* _DIRECTIVE_: Write out each line word for word. Drop pictures.

[Begin]

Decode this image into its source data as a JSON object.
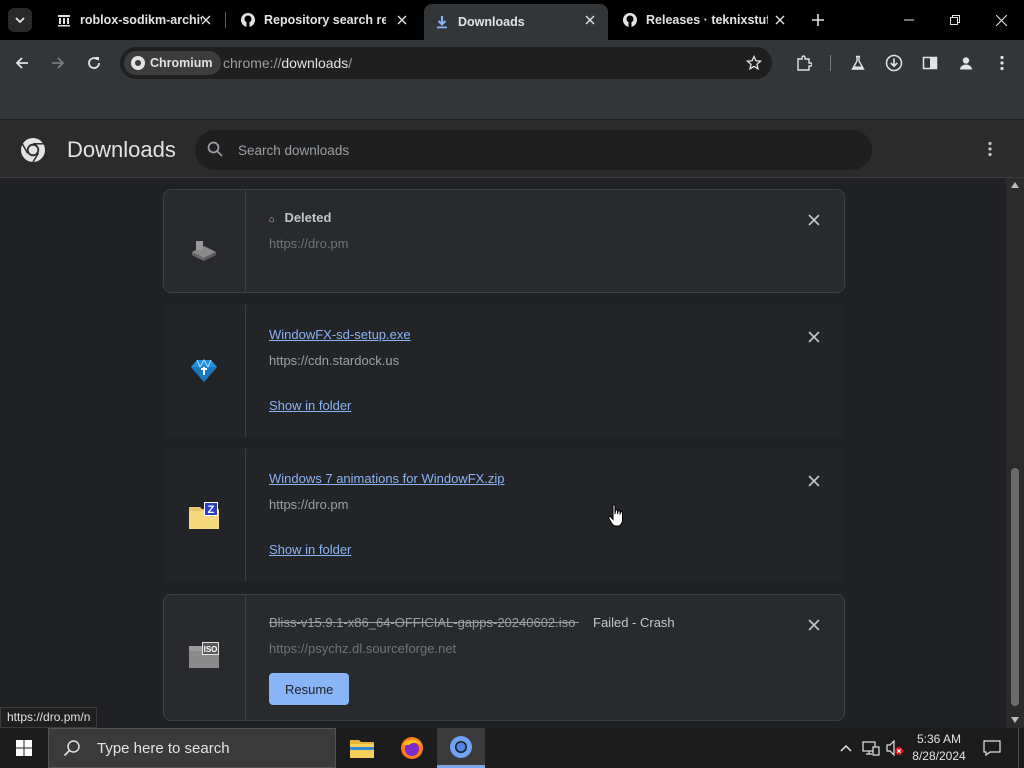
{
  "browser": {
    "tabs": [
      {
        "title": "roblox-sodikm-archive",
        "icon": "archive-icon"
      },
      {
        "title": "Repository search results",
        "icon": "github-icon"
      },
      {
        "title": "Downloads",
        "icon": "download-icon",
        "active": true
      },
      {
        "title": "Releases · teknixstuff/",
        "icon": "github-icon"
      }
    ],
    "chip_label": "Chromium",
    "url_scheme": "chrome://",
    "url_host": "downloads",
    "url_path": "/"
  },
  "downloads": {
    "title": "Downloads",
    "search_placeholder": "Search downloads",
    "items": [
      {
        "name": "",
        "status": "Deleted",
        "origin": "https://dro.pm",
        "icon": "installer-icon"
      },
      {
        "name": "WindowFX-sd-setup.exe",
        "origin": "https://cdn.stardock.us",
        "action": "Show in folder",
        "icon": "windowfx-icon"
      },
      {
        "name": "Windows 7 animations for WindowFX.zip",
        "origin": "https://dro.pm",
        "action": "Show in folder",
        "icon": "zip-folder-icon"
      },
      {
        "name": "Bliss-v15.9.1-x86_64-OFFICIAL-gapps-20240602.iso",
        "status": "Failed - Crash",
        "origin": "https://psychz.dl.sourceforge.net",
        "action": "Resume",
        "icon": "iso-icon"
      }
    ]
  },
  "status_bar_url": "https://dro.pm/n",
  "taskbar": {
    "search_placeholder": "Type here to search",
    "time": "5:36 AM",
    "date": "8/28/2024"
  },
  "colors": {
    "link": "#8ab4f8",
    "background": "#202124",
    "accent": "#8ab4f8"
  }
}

[End]

* _RESPONSE TO THIS TASK_:
Decode this image into its source data as a JSON object.
{
  "browser": {
    "tabs": [
      {
        "title": "roblox-sodikm-archive",
        "icon": "archive-icon"
      },
      {
        "title": "Repository search results",
        "icon": "github-icon"
      },
      {
        "title": "Downloads",
        "icon": "download-icon",
        "active": true
      },
      {
        "title": "Releases · teknixstuff/",
        "icon": "github-icon"
      }
    ],
    "chip_label": "Chromium",
    "url_scheme": "chrome://",
    "url_host": "downloads",
    "url_path": "/"
  },
  "downloads": {
    "title": "Downloads",
    "search_placeholder": "Search downloads",
    "items": [
      {
        "name": "",
        "status": "Deleted",
        "origin": "https://dro.pm",
        "icon": "installer-icon"
      },
      {
        "name": "WindowFX-sd-setup.exe",
        "origin": "https://cdn.stardock.us",
        "action": "Show in folder",
        "icon": "windowfx-icon"
      },
      {
        "name": "Windows 7 animations for WindowFX.zip",
        "origin": "https://dro.pm",
        "action": "Show in folder",
        "icon": "zip-folder-icon"
      },
      {
        "name": "Bliss-v15.9.1-x86_64-OFFICIAL-gapps-20240602.iso",
        "status": "Failed - Crash",
        "origin": "https://psychz.dl.sourceforge.net",
        "action": "Resume",
        "icon": "iso-icon"
      }
    ]
  },
  "status_bar_url": "https://dro.pm/n",
  "taskbar": {
    "search_placeholder": "Type here to search",
    "time": "5:36 AM",
    "date": "8/28/2024"
  },
  "colors": {
    "link": "#8ab4f8",
    "background": "#202124",
    "accent": "#8ab4f8"
  }
}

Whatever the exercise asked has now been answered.